WHAT NEEDS TO BE DONE:
Give the listing again exactly, omitting its images.

DATASET ENTRIES:
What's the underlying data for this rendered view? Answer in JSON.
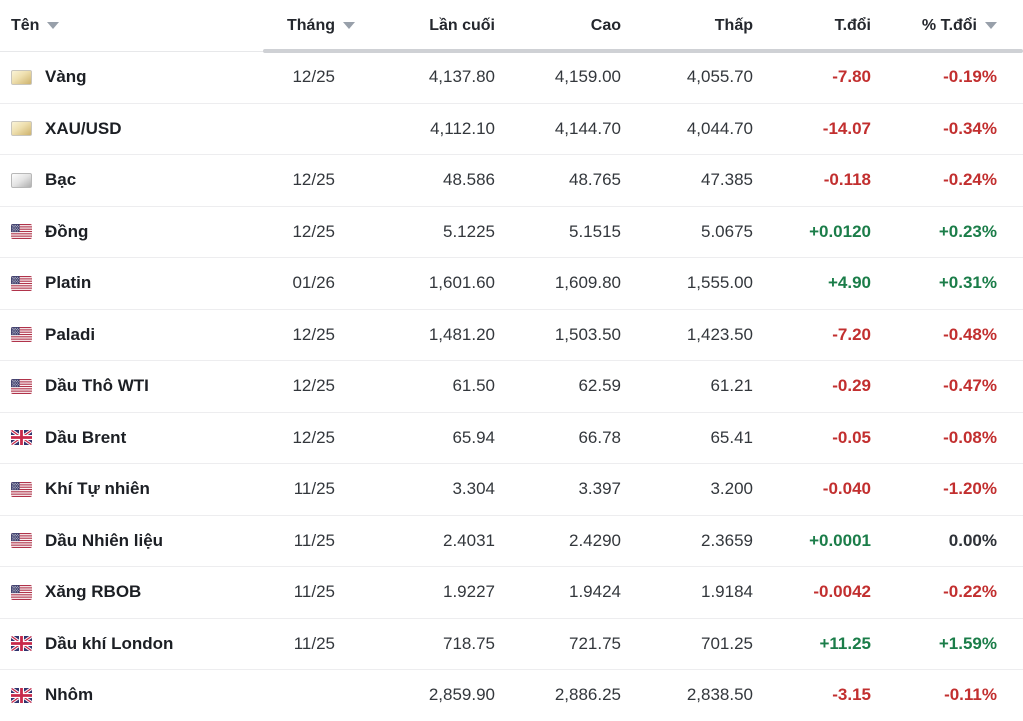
{
  "table": {
    "columns": [
      {
        "key": "name",
        "label": "Tên",
        "sortable": true
      },
      {
        "key": "month",
        "label": "Tháng",
        "sortable": true
      },
      {
        "key": "last",
        "label": "Lần cuối",
        "sortable": false
      },
      {
        "key": "high",
        "label": "Cao",
        "sortable": false
      },
      {
        "key": "low",
        "label": "Thấp",
        "sortable": false
      },
      {
        "key": "chg",
        "label": "T.đổi",
        "sortable": false
      },
      {
        "key": "pct",
        "label": "% T.đổi",
        "sortable": true
      }
    ],
    "colors": {
      "up": "#1b7d49",
      "down": "#c22f2f",
      "flat": "#2e3238"
    },
    "rows": [
      {
        "name": "Vàng",
        "icon": "gold-bar",
        "month": "12/25",
        "last": "4,137.80",
        "high": "4,159.00",
        "low": "4,055.70",
        "change": "-7.80",
        "pct": "-0.19%"
      },
      {
        "name": "XAU/USD",
        "icon": "gold-bar",
        "month": "",
        "last": "4,112.10",
        "high": "4,144.70",
        "low": "4,044.70",
        "change": "-14.07",
        "pct": "-0.34%"
      },
      {
        "name": "Bạc",
        "icon": "silver-bar",
        "month": "12/25",
        "last": "48.586",
        "high": "48.765",
        "low": "47.385",
        "change": "-0.118",
        "pct": "-0.24%"
      },
      {
        "name": "Đồng",
        "icon": "us-flag",
        "month": "12/25",
        "last": "5.1225",
        "high": "5.1515",
        "low": "5.0675",
        "change": "+0.0120",
        "pct": "+0.23%"
      },
      {
        "name": "Platin",
        "icon": "us-flag",
        "month": "01/26",
        "last": "1,601.60",
        "high": "1,609.80",
        "low": "1,555.00",
        "change": "+4.90",
        "pct": "+0.31%"
      },
      {
        "name": "Paladi",
        "icon": "us-flag",
        "month": "12/25",
        "last": "1,481.20",
        "high": "1,503.50",
        "low": "1,423.50",
        "change": "-7.20",
        "pct": "-0.48%"
      },
      {
        "name": "Dầu Thô WTI",
        "icon": "us-flag",
        "month": "12/25",
        "last": "61.50",
        "high": "62.59",
        "low": "61.21",
        "change": "-0.29",
        "pct": "-0.47%"
      },
      {
        "name": "Dầu Brent",
        "icon": "uk-flag",
        "month": "12/25",
        "last": "65.94",
        "high": "66.78",
        "low": "65.41",
        "change": "-0.05",
        "pct": "-0.08%"
      },
      {
        "name": "Khí Tự nhiên",
        "icon": "us-flag",
        "month": "11/25",
        "last": "3.304",
        "high": "3.397",
        "low": "3.200",
        "change": "-0.040",
        "pct": "-1.20%"
      },
      {
        "name": "Dầu Nhiên liệu",
        "icon": "us-flag",
        "month": "11/25",
        "last": "2.4031",
        "high": "2.4290",
        "low": "2.3659",
        "change": "+0.0001",
        "pct": "0.00%"
      },
      {
        "name": "Xăng RBOB",
        "icon": "us-flag",
        "month": "11/25",
        "last": "1.9227",
        "high": "1.9424",
        "low": "1.9184",
        "change": "-0.0042",
        "pct": "-0.22%"
      },
      {
        "name": "Dầu khí London",
        "icon": "uk-flag",
        "month": "11/25",
        "last": "718.75",
        "high": "721.75",
        "low": "701.25",
        "change": "+11.25",
        "pct": "+1.59%"
      },
      {
        "name": "Nhôm",
        "icon": "uk-flag",
        "month": "",
        "last": "2,859.90",
        "high": "2,886.25",
        "low": "2,838.50",
        "change": "-3.15",
        "pct": "-0.11%"
      }
    ]
  }
}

COMPLETED EXERCISE:
What's the underlying data for this rendered view? Answer in JSON.
{
  "table": {
    "columns": [
      {
        "key": "name",
        "label": "Tên",
        "sortable": true
      },
      {
        "key": "month",
        "label": "Tháng",
        "sortable": true
      },
      {
        "key": "last",
        "label": "Lần cuối",
        "sortable": false
      },
      {
        "key": "high",
        "label": "Cao",
        "sortable": false
      },
      {
        "key": "low",
        "label": "Thấp",
        "sortable": false
      },
      {
        "key": "chg",
        "label": "T.đổi",
        "sortable": false
      },
      {
        "key": "pct",
        "label": "% T.đổi",
        "sortable": true
      }
    ],
    "colors": {
      "up": "#1b7d49",
      "down": "#c22f2f",
      "flat": "#2e3238"
    },
    "rows": [
      {
        "name": "Vàng",
        "icon": "gold-bar",
        "month": "12/25",
        "last": "4,137.80",
        "high": "4,159.00",
        "low": "4,055.70",
        "change": "-7.80",
        "pct": "-0.19%"
      },
      {
        "name": "XAU/USD",
        "icon": "gold-bar",
        "month": "",
        "last": "4,112.10",
        "high": "4,144.70",
        "low": "4,044.70",
        "change": "-14.07",
        "pct": "-0.34%"
      },
      {
        "name": "Bạc",
        "icon": "silver-bar",
        "month": "12/25",
        "last": "48.586",
        "high": "48.765",
        "low": "47.385",
        "change": "-0.118",
        "pct": "-0.24%"
      },
      {
        "name": "Đồng",
        "icon": "us-flag",
        "month": "12/25",
        "last": "5.1225",
        "high": "5.1515",
        "low": "5.0675",
        "change": "+0.0120",
        "pct": "+0.23%"
      },
      {
        "name": "Platin",
        "icon": "us-flag",
        "month": "01/26",
        "last": "1,601.60",
        "high": "1,609.80",
        "low": "1,555.00",
        "change": "+4.90",
        "pct": "+0.31%"
      },
      {
        "name": "Paladi",
        "icon": "us-flag",
        "month": "12/25",
        "last": "1,481.20",
        "high": "1,503.50",
        "low": "1,423.50",
        "change": "-7.20",
        "pct": "-0.48%"
      },
      {
        "name": "Dầu Thô WTI",
        "icon": "us-flag",
        "month": "12/25",
        "last": "61.50",
        "high": "62.59",
        "low": "61.21",
        "change": "-0.29",
        "pct": "-0.47%"
      },
      {
        "name": "Dầu Brent",
        "icon": "uk-flag",
        "month": "12/25",
        "last": "65.94",
        "high": "66.78",
        "low": "65.41",
        "change": "-0.05",
        "pct": "-0.08%"
      },
      {
        "name": "Khí Tự nhiên",
        "icon": "us-flag",
        "month": "11/25",
        "last": "3.304",
        "high": "3.397",
        "low": "3.200",
        "change": "-0.040",
        "pct": "-1.20%"
      },
      {
        "name": "Dầu Nhiên liệu",
        "icon": "us-flag",
        "month": "11/25",
        "last": "2.4031",
        "high": "2.4290",
        "low": "2.3659",
        "change": "+0.0001",
        "pct": "0.00%"
      },
      {
        "name": "Xăng RBOB",
        "icon": "us-flag",
        "month": "11/25",
        "last": "1.9227",
        "high": "1.9424",
        "low": "1.9184",
        "change": "-0.0042",
        "pct": "-0.22%"
      },
      {
        "name": "Dầu khí London",
        "icon": "uk-flag",
        "month": "11/25",
        "last": "718.75",
        "high": "721.75",
        "low": "701.25",
        "change": "+11.25",
        "pct": "+1.59%"
      },
      {
        "name": "Nhôm",
        "icon": "uk-flag",
        "month": "",
        "last": "2,859.90",
        "high": "2,886.25",
        "low": "2,838.50",
        "change": "-3.15",
        "pct": "-0.11%"
      }
    ]
  }
}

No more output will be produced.